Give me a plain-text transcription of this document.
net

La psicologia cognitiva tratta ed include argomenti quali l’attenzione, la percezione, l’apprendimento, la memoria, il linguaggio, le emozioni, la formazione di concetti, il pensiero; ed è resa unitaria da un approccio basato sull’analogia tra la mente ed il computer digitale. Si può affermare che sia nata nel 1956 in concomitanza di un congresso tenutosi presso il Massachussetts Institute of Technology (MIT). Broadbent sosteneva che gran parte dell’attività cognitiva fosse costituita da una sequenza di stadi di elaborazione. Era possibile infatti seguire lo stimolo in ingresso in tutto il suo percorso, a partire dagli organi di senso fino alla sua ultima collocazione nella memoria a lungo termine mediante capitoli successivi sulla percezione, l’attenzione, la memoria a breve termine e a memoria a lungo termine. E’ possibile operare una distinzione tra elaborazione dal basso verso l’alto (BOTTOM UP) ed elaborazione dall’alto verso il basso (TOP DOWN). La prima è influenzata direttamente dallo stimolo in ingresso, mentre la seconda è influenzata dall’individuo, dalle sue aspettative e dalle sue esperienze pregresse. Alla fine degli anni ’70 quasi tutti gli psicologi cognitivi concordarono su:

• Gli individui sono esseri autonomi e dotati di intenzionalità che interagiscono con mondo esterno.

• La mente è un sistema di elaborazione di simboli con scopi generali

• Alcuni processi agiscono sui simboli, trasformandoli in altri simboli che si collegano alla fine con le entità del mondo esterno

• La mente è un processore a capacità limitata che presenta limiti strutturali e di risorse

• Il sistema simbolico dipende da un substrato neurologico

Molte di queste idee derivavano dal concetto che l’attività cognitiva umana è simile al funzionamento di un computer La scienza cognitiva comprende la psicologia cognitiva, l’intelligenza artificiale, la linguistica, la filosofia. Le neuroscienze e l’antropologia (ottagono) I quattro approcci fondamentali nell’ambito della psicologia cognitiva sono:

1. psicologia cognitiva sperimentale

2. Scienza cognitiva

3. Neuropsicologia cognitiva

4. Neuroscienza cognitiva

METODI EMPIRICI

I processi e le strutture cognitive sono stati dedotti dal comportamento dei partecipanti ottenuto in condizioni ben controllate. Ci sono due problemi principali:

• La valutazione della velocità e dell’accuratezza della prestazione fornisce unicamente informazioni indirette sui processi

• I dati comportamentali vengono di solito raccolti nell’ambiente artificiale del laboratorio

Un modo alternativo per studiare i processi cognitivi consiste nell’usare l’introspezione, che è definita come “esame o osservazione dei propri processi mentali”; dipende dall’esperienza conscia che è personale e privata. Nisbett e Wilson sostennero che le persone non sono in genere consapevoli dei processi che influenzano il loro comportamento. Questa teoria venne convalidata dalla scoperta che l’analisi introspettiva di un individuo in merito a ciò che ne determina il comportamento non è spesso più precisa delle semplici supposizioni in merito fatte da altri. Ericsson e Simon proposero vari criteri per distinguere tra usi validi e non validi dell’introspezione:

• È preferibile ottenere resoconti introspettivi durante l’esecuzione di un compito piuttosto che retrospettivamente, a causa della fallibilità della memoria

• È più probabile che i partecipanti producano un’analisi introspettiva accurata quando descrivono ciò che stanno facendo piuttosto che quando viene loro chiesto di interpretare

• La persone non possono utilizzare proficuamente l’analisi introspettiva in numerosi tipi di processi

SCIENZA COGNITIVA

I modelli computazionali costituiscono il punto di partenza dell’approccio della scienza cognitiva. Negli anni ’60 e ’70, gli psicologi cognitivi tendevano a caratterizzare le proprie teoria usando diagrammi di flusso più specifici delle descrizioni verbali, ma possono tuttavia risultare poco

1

+ + + + + + +

Set down the material above again, word for word.

* The solution
Give me a plain-text transcription of this document.
net

La psicologia cognitiva tratta ed include argomenti quali l’attenzione, la percezione, l’apprendimento, la memoria, il linguaggio, le emozioni, la formazione di concetti, il pensiero; ed è resa unitaria da un approccio basato sull’analogia tra la mente ed il computer digitale. Si può affermare che sia nata nel 1956 in concomitanza di un congresso tenutosi presso il Massachussetts Institute of Technology (MIT). Broadbent sosteneva che gran parte dell’attività cognitiva fosse costituita da una sequenza di stadi di elaborazione. Era possibile infatti seguire lo stimolo in ingresso in tutto il suo percorso, a partire dagli organi di senso fino alla sua ultima collocazione nella memoria a lungo termine mediante capitoli successivi sulla percezione, l’attenzione, la memoria a breve termine e a memoria a lungo termine. E’ possibile operare una distinzione tra elaborazione dal basso verso l’alto (BOTTOM UP) ed elaborazione dall’alto verso il basso (TOP DOWN). La prima è influenzata direttamente dallo stimolo in ingresso, mentre la seconda è influenzata dall’individuo, dalle sue aspettative e dalle sue esperienze pregresse. Alla fine degli anni ’70 quasi tutti gli psicologi cognitivi concordarono su:

• Gli individui sono esseri autonomi e dotati di intenzionalità che interagiscono con mondo esterno.

• La mente è un sistema di elaborazione di simboli con scopi generali

• Alcuni processi agiscono sui simboli, trasformandoli in altri simboli che si collegano alla fine con le entità del mondo esterno

• La mente è un processore a capacità limitata che presenta limiti strutturali e di risorse

• Il sistema simbolico dipende da un substrato neurologico

Molte di queste idee derivavano dal concetto che l’attività cognitiva umana è simile al funzionamento di un computer La scienza cognitiva comprende la psicologia cognitiva, l’intelligenza artificiale, la linguistica, la filosofia. Le neuroscienze e l’antropologia (ottagono) I quattro approcci fondamentali nell’ambito della psicologia cognitiva sono:

1. psicologia cognitiva sperimentale

2. Scienza cognitiva

3. Neuropsicologia cognitiva

4. Neuroscienza cognitiva

METODI EMPIRICI

I processi e le strutture cognitive sono stati dedotti dal comportamento dei partecipanti ottenuto in condizioni ben controllate. Ci sono due problemi principali:

• La valutazione della velocità e dell’accuratezza della prestazione fornisce unicamente informazioni indirette sui processi

• I dati comportamentali vengono di solito raccolti nell’ambiente artificiale del laboratorio

Un modo alternativo per studiare i processi cognitivi consiste nell’usare l’introspezione, che è definita come “esame o osservazione dei propri processi mentali”; dipende dall’esperienza conscia che è personale e privata. Nisbett e Wilson sostennero che le persone non sono in genere consapevoli dei processi che influenzano il loro comportamento. Questa teoria venne convalidata dalla scoperta che l’analisi introspettiva di un individuo in merito a ciò che ne determina il comportamento non è spesso più precisa delle semplici supposizioni in merito fatte da altri. Ericsson e Simon proposero vari criteri per distinguere tra usi validi e non validi dell’introspezione:

• È preferibile ottenere resoconti introspettivi durante l’esecuzione di un compito piuttosto che retrospettivamente, a causa della fallibilità della memoria

• È più probabile che i partecipanti producano un’analisi introspettiva accurata quando descrivono ciò che stanno facendo piuttosto che quando viene loro chiesto di interpretare

• La persone non possono utilizzare proficuamente l’analisi introspettiva in numerosi tipi di processi

SCIENZA COGNITIVA

I modelli computazionali costituiscono il punto di partenza dell’approccio della scienza cognitiva. Negli anni ’60 e ’70, gli psicologi cognitivi tendevano a caratterizzare le proprie teoria usando diagrammi di flusso più specifici delle descrizioni verbali, ma possono tuttavia risultare poco

1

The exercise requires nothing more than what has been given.